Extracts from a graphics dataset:

******

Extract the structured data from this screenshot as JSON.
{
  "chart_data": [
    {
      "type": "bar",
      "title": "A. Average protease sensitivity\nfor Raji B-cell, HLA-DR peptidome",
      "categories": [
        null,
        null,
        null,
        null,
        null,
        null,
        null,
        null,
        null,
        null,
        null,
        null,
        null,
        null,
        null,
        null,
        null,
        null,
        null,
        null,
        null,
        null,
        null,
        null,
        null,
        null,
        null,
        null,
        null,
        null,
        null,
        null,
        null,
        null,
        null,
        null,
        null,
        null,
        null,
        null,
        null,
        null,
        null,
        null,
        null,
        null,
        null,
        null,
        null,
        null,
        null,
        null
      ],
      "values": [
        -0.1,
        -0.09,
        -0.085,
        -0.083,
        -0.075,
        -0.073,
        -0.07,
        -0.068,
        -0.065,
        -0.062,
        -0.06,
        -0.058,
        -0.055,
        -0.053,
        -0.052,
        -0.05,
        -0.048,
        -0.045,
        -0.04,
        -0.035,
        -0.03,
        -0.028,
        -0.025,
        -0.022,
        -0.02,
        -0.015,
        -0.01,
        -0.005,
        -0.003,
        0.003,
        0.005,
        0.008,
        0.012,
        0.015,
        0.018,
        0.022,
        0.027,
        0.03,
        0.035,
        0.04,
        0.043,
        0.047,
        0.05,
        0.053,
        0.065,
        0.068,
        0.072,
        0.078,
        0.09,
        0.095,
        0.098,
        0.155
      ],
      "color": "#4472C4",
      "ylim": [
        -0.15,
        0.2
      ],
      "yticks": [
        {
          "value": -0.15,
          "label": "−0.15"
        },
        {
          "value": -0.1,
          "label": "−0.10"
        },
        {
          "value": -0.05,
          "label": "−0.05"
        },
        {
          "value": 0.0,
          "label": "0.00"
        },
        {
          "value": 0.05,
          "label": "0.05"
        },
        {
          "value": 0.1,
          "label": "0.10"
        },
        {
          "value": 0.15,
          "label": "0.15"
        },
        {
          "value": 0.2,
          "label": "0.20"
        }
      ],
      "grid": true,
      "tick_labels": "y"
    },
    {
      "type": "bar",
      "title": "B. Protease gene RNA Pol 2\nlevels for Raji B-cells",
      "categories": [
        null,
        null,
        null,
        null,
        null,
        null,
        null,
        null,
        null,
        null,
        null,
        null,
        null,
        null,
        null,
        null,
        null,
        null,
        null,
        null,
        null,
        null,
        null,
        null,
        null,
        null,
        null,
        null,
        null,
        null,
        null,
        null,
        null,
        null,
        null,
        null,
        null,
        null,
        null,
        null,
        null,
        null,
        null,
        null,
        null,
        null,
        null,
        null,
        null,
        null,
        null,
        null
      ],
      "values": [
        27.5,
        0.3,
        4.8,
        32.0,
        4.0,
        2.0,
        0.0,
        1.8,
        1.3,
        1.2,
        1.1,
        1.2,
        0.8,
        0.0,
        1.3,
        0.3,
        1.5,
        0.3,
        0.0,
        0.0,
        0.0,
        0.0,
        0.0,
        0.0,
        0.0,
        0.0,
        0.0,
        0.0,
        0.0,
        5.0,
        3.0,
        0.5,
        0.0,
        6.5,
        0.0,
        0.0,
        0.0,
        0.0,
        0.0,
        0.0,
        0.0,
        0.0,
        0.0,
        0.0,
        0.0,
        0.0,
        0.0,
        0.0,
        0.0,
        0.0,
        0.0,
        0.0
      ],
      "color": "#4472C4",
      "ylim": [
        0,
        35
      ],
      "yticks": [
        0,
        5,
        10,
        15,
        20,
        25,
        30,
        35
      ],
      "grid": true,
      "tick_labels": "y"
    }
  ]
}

******

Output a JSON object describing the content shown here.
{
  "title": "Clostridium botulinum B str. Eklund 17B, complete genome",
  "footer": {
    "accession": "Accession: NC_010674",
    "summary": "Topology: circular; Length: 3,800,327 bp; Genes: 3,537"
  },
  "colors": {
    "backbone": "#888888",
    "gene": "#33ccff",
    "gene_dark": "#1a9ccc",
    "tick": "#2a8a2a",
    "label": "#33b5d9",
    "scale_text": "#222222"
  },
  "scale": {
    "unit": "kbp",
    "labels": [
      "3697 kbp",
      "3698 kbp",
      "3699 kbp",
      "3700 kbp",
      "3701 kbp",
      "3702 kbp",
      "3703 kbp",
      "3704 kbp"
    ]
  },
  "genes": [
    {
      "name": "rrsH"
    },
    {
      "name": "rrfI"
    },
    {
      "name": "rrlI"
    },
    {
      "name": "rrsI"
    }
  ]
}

******

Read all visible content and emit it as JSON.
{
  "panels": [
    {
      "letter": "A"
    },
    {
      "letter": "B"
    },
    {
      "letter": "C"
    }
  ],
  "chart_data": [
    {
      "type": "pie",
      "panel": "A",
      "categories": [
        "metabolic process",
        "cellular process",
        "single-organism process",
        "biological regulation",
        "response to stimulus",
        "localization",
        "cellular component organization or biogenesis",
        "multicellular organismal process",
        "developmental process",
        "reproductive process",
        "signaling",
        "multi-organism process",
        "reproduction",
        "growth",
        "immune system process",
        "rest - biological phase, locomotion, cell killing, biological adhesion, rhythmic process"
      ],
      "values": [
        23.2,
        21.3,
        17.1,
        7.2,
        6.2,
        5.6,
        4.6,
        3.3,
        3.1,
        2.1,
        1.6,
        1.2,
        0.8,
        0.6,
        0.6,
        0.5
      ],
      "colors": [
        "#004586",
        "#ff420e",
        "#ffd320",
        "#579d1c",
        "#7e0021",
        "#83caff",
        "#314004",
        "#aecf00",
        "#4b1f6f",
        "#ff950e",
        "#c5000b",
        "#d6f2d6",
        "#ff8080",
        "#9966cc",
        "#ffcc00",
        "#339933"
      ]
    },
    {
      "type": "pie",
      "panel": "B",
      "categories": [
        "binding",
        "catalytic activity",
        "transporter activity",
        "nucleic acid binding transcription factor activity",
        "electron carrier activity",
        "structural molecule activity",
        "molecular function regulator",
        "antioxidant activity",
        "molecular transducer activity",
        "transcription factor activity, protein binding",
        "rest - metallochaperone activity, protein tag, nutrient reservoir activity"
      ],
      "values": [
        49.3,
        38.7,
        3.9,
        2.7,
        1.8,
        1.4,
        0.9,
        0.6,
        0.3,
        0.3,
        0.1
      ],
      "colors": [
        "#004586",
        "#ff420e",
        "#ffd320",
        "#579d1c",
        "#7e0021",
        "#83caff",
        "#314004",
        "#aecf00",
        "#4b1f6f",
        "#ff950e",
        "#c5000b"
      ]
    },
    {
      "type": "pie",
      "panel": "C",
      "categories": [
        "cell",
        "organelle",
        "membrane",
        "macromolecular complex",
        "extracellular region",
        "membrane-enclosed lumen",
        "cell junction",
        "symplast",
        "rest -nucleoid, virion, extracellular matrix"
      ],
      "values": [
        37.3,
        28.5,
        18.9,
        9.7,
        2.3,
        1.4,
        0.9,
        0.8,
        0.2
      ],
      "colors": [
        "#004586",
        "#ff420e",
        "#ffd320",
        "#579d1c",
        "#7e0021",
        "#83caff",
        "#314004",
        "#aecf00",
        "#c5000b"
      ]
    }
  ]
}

******

Make a copy of each line in the records above that has the word "biological".

Result:
        "biological regulation",
        "rest - biological phase, locomotion, cell killing, biological adhesion, rhythmic process"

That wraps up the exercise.